Stored entries ::
##############################

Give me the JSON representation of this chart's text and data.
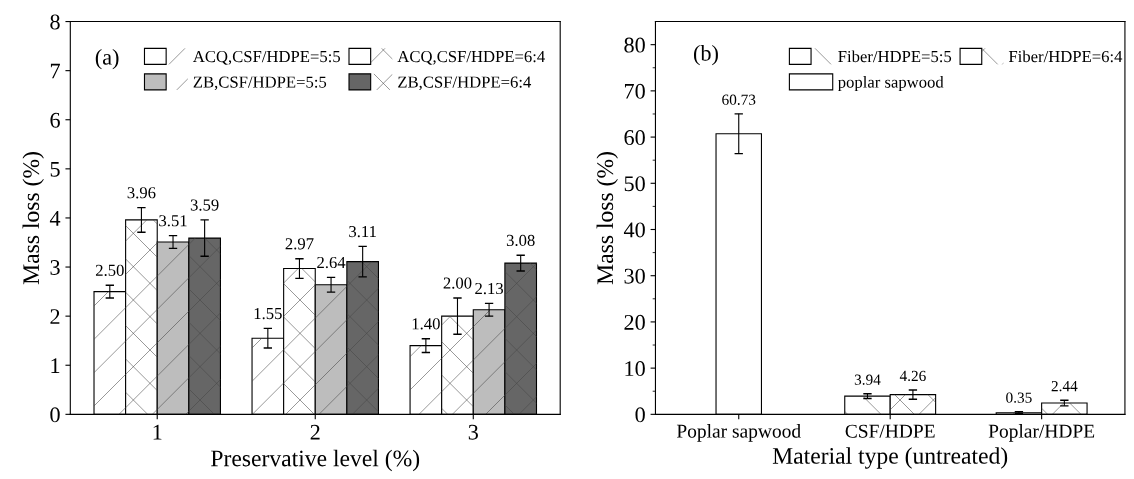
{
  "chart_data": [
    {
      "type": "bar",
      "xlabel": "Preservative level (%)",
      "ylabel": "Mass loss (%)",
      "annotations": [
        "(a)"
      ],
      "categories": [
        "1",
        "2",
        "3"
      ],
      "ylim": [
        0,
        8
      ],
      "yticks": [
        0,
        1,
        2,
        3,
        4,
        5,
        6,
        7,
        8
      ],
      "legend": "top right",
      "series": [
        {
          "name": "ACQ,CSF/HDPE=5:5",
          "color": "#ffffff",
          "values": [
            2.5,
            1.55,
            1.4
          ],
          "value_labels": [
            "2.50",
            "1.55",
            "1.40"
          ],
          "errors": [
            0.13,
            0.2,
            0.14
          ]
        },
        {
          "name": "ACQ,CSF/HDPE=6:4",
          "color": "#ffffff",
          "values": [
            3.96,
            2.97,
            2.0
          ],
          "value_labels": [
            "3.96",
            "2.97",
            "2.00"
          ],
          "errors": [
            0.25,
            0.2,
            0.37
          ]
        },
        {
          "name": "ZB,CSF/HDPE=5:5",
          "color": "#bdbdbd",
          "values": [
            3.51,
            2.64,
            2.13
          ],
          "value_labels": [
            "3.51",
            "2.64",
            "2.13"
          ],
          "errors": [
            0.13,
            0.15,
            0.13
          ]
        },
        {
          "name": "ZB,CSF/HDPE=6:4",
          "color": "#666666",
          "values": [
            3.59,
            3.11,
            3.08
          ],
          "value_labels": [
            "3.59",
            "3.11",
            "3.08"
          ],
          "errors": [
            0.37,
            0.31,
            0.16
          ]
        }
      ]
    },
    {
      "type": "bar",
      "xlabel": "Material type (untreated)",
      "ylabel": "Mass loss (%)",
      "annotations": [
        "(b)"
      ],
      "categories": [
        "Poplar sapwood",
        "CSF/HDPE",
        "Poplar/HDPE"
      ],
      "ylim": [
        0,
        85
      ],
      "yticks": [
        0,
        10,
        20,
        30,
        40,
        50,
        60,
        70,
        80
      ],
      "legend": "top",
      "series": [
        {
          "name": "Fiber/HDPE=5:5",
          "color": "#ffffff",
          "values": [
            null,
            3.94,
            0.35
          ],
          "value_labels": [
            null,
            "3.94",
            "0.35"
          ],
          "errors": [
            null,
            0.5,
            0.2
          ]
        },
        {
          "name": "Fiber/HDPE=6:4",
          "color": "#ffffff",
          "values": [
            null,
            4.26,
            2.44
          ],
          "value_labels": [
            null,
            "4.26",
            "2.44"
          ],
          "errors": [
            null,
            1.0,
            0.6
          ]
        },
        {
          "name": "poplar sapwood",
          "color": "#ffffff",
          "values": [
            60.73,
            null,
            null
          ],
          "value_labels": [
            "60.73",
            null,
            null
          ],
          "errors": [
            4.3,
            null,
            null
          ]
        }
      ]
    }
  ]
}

##############################

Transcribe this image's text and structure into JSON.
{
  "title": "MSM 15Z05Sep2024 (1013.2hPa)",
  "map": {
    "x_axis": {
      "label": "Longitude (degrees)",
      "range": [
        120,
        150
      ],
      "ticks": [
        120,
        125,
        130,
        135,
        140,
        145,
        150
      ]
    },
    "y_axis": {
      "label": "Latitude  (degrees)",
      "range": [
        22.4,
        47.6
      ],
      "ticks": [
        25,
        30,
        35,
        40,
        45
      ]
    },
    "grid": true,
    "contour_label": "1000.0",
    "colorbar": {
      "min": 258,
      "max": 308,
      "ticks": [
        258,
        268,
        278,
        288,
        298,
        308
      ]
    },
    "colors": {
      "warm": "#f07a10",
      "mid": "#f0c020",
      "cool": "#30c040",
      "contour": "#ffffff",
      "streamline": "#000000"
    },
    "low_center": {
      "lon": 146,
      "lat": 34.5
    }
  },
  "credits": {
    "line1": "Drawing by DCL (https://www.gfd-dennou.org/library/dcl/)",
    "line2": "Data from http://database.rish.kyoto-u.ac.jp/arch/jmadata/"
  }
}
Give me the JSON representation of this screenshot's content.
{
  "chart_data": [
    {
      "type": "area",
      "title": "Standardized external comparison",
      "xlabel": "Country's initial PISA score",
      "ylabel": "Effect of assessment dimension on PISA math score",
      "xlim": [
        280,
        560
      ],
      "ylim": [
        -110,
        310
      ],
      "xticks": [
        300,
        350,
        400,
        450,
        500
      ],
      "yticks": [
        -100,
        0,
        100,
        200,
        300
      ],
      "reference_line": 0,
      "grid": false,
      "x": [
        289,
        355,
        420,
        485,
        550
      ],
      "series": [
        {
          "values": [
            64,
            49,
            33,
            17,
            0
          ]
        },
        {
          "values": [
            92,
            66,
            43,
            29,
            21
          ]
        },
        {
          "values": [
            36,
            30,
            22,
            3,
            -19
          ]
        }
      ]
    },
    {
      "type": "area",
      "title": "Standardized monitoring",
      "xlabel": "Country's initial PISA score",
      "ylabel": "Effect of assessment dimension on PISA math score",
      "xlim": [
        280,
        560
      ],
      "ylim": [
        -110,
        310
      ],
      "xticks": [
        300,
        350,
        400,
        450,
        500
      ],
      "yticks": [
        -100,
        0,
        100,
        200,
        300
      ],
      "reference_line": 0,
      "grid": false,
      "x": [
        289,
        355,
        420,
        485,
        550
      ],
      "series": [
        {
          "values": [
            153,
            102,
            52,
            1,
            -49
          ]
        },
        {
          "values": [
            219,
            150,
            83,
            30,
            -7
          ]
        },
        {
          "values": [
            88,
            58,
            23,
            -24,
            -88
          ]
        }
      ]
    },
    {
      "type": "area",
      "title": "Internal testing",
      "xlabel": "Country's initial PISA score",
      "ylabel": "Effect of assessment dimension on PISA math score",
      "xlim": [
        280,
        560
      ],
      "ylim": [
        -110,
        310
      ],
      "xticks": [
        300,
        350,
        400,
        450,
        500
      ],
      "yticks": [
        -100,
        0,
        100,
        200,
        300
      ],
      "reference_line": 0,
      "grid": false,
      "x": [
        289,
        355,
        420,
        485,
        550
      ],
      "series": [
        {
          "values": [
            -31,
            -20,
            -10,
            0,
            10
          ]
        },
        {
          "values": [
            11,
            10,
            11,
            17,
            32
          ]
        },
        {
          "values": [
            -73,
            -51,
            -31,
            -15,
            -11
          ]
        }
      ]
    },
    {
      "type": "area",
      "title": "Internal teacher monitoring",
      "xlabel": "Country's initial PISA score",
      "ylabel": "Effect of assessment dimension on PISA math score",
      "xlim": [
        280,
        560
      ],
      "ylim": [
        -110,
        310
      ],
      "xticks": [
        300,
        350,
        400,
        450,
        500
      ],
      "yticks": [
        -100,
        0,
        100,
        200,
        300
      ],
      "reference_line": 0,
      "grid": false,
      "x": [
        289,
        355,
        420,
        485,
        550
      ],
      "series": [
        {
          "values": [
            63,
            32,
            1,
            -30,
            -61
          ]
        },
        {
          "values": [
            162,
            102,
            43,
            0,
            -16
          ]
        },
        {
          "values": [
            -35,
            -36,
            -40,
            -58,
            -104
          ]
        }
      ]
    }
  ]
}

##############################

Exercise details ::
Look through the listing and extract every line with "representation" in it.

Written solution ::
Give me the JSON representation of this chart's text and data.
Give me the JSON representation of this screenshot's content.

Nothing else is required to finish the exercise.